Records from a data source
╭──

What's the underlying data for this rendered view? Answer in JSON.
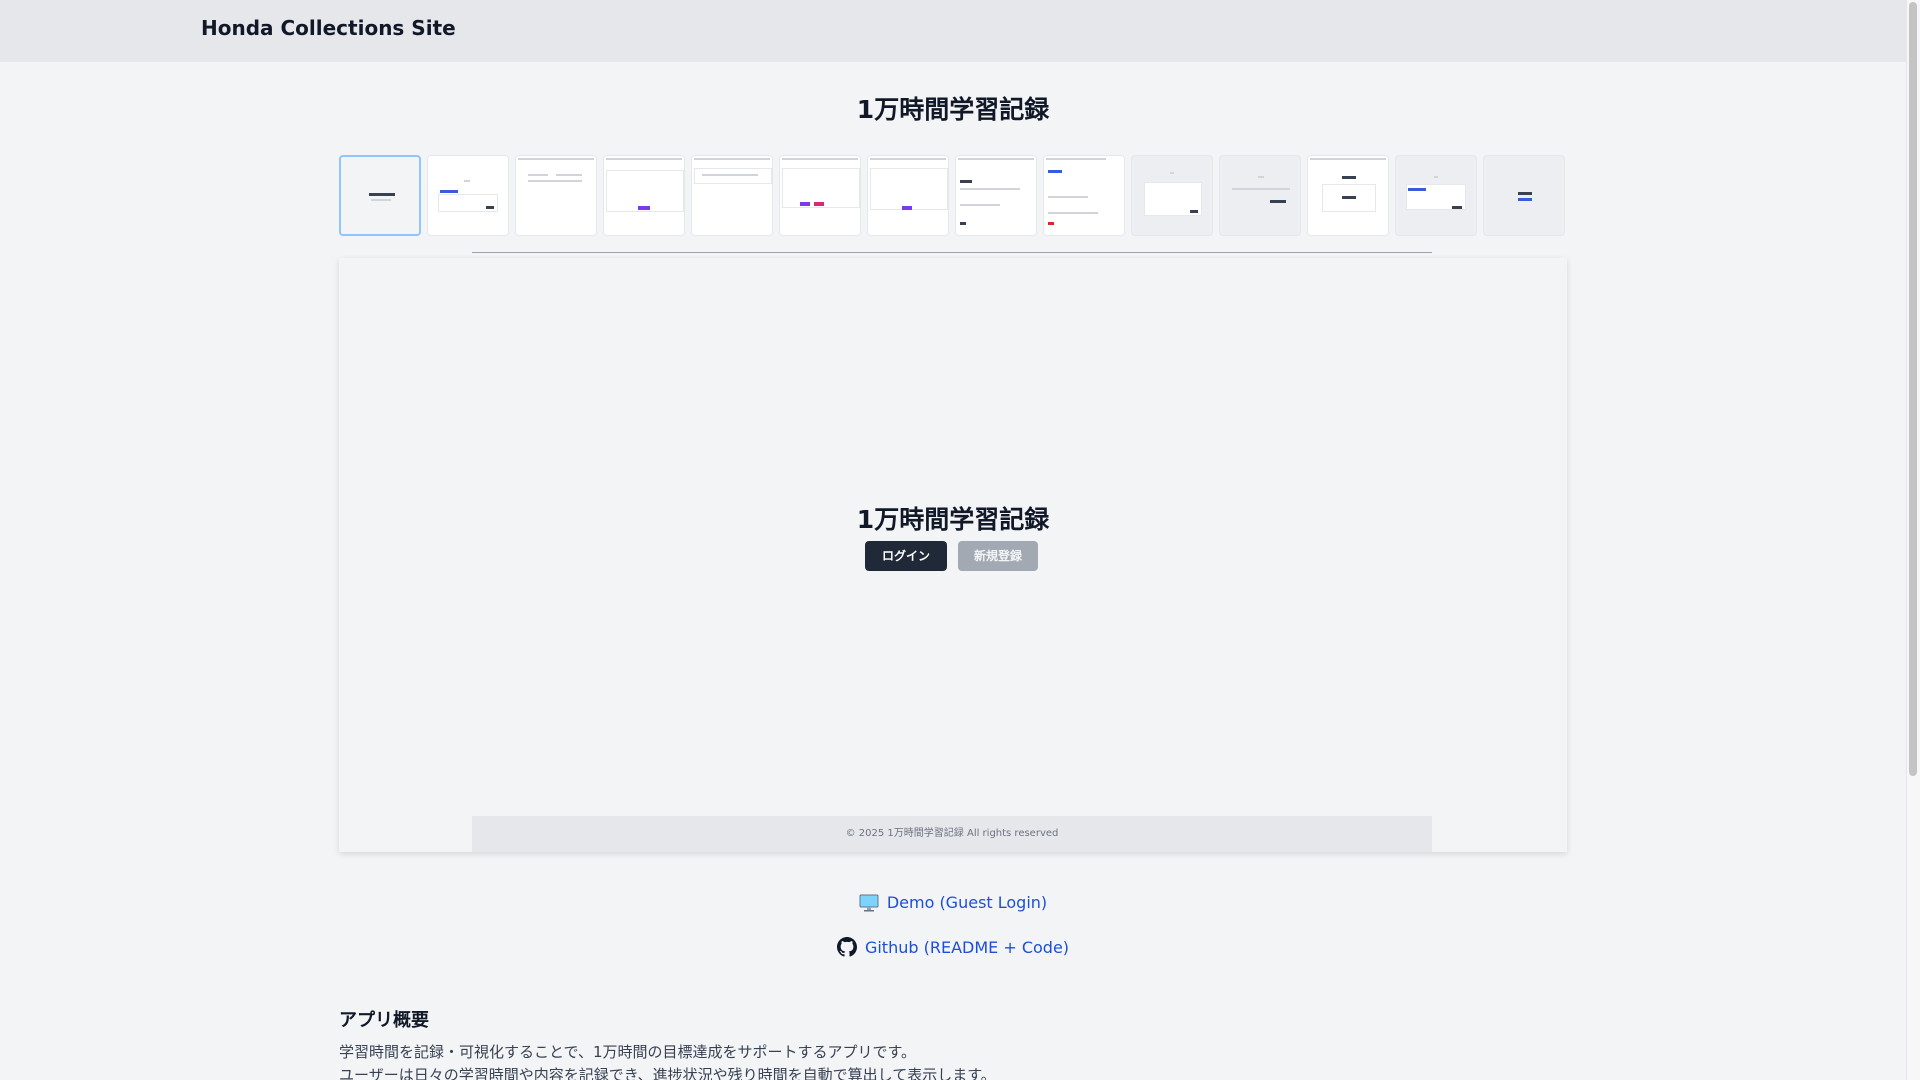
{
  "header": {
    "site_title": "Honda Collections Site"
  },
  "page": {
    "title": "1万時間学習記録"
  },
  "preview": {
    "title": "1万時間学習記録",
    "login_label": "ログイン",
    "register_label": "新規登録",
    "footer": "© 2025 1万時間学習記録 All rights reserved"
  },
  "links": {
    "demo": "Demo (Guest Login)",
    "github": "Github (README + Code)"
  },
  "overview": {
    "title": "アプリ概要",
    "line1": "学習時間を記録・可視化することで、1万時間の目標達成をサポートするアプリです。",
    "line2": "ユーザーは日々の学習時間や内容を記録でき、進捗状況や残り時間を自動で算出して表示します。"
  },
  "colors": {
    "accent": "#1d4ed8",
    "dark_button": "#1f2937",
    "header_bg": "#e5e7eb"
  },
  "icons": {
    "demo": "monitor-icon",
    "github": "github-icon"
  }
}
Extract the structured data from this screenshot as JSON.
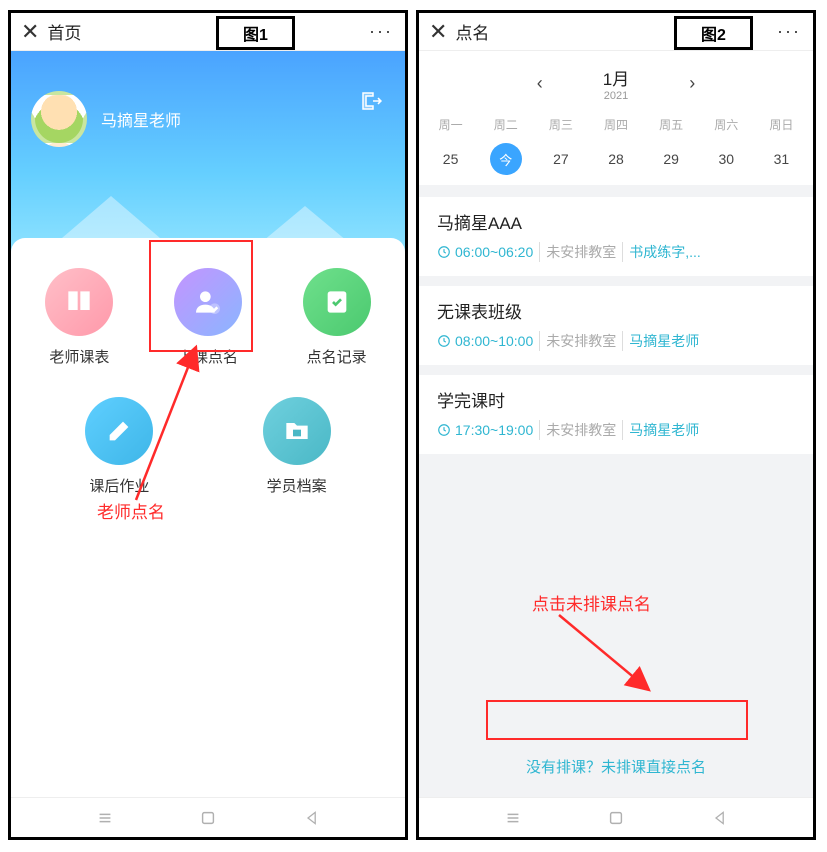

╰──

◆ **Stated problem**
Print the records above exactly as they stand, but leave out the pictures.

◆ **Solved problem**
What's the underlying data for this rendered view? Answer in JSON.
{
  "header": {
    "site_title": "Honda Collections Site"
  },
  "page": {
    "title": "1万時間学習記録"
  },
  "preview": {
    "title": "1万時間学習記録",
    "login_label": "ログイン",
    "register_label": "新規登録",
    "footer": "© 2025 1万時間学習記録 All rights reserved"
  },
  "links": {
    "demo": "Demo (Guest Login)",
    "github": "Github (README + Code)"
  },
  "overview": {
    "title": "アプリ概要",
    "line1": "学習時間を記録・可視化することで、1万時間の目標達成をサポートするアプリです。",
    "line2": "ユーザーは日々の学習時間や内容を記録でき、進捗状況や残り時間を自動で算出して表示します。"
  },
  "colors": {
    "accent": "#1d4ed8",
    "dark_button": "#1f2937",
    "header_bg": "#e5e7eb"
  },
  "icons": {
    "demo": "monitor-icon",
    "github": "github-icon"
  }
}
Extract the structured data from this screenshot as JSON.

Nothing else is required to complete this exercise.